Write the data out again, exactly as given.

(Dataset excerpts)

▼

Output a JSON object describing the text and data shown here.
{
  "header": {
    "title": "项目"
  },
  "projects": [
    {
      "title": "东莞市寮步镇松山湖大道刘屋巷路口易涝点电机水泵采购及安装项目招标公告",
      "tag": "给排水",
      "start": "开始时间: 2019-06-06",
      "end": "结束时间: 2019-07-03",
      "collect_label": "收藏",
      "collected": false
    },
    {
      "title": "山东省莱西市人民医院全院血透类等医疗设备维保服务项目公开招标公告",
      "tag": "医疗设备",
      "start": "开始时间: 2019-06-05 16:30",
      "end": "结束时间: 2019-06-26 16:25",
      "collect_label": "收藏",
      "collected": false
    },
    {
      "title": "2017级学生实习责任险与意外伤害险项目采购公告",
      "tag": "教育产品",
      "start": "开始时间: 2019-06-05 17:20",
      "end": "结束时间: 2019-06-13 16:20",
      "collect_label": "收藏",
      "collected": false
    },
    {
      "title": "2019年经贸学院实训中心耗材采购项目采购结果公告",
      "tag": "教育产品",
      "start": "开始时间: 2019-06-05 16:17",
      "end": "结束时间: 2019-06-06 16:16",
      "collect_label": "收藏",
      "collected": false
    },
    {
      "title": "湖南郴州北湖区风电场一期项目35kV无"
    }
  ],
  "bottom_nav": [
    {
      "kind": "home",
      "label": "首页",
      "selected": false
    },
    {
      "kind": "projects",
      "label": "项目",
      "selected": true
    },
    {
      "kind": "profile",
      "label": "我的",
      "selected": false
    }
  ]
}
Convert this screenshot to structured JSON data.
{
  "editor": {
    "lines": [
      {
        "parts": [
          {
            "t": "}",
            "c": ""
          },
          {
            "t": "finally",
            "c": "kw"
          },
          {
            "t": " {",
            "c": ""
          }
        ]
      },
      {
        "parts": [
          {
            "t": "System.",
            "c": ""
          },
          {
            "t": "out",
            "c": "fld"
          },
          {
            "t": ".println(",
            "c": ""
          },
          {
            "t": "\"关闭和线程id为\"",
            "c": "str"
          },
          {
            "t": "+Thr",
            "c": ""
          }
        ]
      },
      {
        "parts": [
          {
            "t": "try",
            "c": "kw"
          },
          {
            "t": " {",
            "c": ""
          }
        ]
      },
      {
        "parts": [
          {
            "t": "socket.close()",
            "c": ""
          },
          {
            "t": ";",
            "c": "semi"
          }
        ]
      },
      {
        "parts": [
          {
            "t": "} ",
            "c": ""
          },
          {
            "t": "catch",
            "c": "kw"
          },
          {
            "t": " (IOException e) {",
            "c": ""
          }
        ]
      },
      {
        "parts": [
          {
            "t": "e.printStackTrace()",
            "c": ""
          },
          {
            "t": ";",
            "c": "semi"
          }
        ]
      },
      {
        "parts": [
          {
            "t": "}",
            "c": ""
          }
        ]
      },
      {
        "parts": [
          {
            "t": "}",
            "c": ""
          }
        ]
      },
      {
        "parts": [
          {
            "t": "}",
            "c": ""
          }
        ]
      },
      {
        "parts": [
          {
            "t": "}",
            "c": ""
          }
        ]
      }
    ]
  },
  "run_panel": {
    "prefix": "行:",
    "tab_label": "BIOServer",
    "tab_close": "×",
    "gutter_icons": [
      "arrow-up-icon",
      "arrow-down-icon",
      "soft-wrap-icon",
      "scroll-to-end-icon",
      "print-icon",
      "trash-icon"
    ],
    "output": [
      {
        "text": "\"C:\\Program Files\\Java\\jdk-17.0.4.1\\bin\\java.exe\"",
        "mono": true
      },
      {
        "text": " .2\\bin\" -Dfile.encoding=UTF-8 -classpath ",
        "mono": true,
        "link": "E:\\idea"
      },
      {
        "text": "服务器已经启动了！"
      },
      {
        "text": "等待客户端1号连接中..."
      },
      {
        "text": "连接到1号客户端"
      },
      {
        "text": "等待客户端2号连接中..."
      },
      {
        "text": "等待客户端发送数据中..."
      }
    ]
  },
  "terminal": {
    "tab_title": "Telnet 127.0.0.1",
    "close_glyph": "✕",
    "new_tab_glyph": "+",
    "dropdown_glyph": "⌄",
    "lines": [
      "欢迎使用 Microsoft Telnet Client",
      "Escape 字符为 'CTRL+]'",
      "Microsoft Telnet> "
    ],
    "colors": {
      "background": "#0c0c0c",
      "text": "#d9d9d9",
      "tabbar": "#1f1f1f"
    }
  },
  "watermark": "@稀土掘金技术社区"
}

▲

WRITTEN RESPONSE:
Output a JSON object describing the text and data shown here.
{
  "header": {
    "title": "项目"
  },
  "projects": [
    {
      "title": "东莞市寮步镇松山湖大道刘屋巷路口易涝点电机水泵采购及安装项目招标公告",
      "tag": "给排水",
      "start": "开始时间: 2019-06-06",
      "end": "结束时间: 2019-07-03",
      "collect_label": "收藏",
      "collected": false
    },
    {
      "title": "山东省莱西市人民医院全院血透类等医疗设备维保服务项目公开招标公告",
      "tag": "医疗设备",
      "start": "开始时间: 2019-06-05 16:30",
      "end": "结束时间: 2019-06-26 16:25",
      "collect_label": "收藏",
      "collected": false
    },
    {
      "title": "2017级学生实习责任险与意外伤害险项目采购公告",
      "tag": "教育产品",
      "start": "开始时间: 2019-06-05 17:20",
      "end": "结束时间: 2019-06-13 16:20",
      "collect_label": "收藏",
      "collected": false
    },
    {
      "title": "2019年经贸学院实训中心耗材采购项目采购结果公告",
      "tag": "教育产品",
      "start": "开始时间: 2019-06-05 16:17",
      "end": "结束时间: 2019-06-06 16:16",
      "collect_label": "收藏",
      "collected": false
    },
    {
      "title": "湖南郴州北湖区风电场一期项目35kV无"
    }
  ],
  "bottom_nav": [
    {
      "kind": "home",
      "label": "首页",
      "selected": false
    },
    {
      "kind": "projects",
      "label": "项目",
      "selected": true
    },
    {
      "kind": "profile",
      "label": "我的",
      "selected": false
    }
  ]
}
Convert this screenshot to structured JSON data.
{
  "editor": {
    "lines": [
      {
        "parts": [
          {
            "t": "}",
            "c": ""
          },
          {
            "t": "finally",
            "c": "kw"
          },
          {
            "t": " {",
            "c": ""
          }
        ]
      },
      {
        "parts": [
          {
            "t": "System.",
            "c": ""
          },
          {
            "t": "out",
            "c": "fld"
          },
          {
            "t": ".println(",
            "c": ""
          },
          {
            "t": "\"关闭和线程id为\"",
            "c": "str"
          },
          {
            "t": "+Thr",
            "c": ""
          }
        ]
      },
      {
        "parts": [
          {
            "t": "try",
            "c": "kw"
          },
          {
            "t": " {",
            "c": ""
          }
        ]
      },
      {
        "parts": [
          {
            "t": "socket.close()",
            "c": ""
          },
          {
            "t": ";",
            "c": "semi"
          }
        ]
      },
      {
        "parts": [
          {
            "t": "} ",
            "c": ""
          },
          {
            "t": "catch",
            "c": "kw"
          },
          {
            "t": " (IOException e) {",
            "c": ""
          }
        ]
      },
      {
        "parts": [
          {
            "t": "e.printStackTrace()",
            "c": ""
          },
          {
            "t": ";",
            "c": "semi"
          }
        ]
      },
      {
        "parts": [
          {
            "t": "}",
            "c": ""
          }
        ]
      },
      {
        "parts": [
          {
            "t": "}",
            "c": ""
          }
        ]
      },
      {
        "parts": [
          {
            "t": "}",
            "c": ""
          }
        ]
      },
      {
        "parts": [
          {
            "t": "}",
            "c": ""
          }
        ]
      }
    ]
  },
  "run_panel": {
    "prefix": "行:",
    "tab_label": "BIOServer",
    "tab_close": "×",
    "gutter_icons": [
      "arrow-up-icon",
      "arrow-down-icon",
      "soft-wrap-icon",
      "scroll-to-end-icon",
      "print-icon",
      "trash-icon"
    ],
    "output": [
      {
        "text": "\"C:\\Program Files\\Java\\jdk-17.0.4.1\\bin\\java.exe\"",
        "mono": true
      },
      {
        "text": " .2\\bin\" -Dfile.encoding=UTF-8 -classpath ",
        "mono": true,
        "link": "E:\\idea"
      },
      {
        "text": "服务器已经启动了！"
      },
      {
        "text": "等待客户端1号连接中..."
      },
      {
        "text": "连接到1号客户端"
      },
      {
        "text": "等待客户端2号连接中..."
      },
      {
        "text": "等待客户端发送数据中..."
      }
    ]
  },
  "terminal": {
    "tab_title": "Telnet 127.0.0.1",
    "close_glyph": "✕",
    "new_tab_glyph": "+",
    "dropdown_glyph": "⌄",
    "lines": [
      "欢迎使用 Microsoft Telnet Client",
      "Escape 字符为 'CTRL+]'",
      "Microsoft Telnet> "
    ],
    "colors": {
      "background": "#0c0c0c",
      "text": "#d9d9d9",
      "tabbar": "#1f1f1f"
    }
  },
  "watermark": "@稀土掘金技术社区"
}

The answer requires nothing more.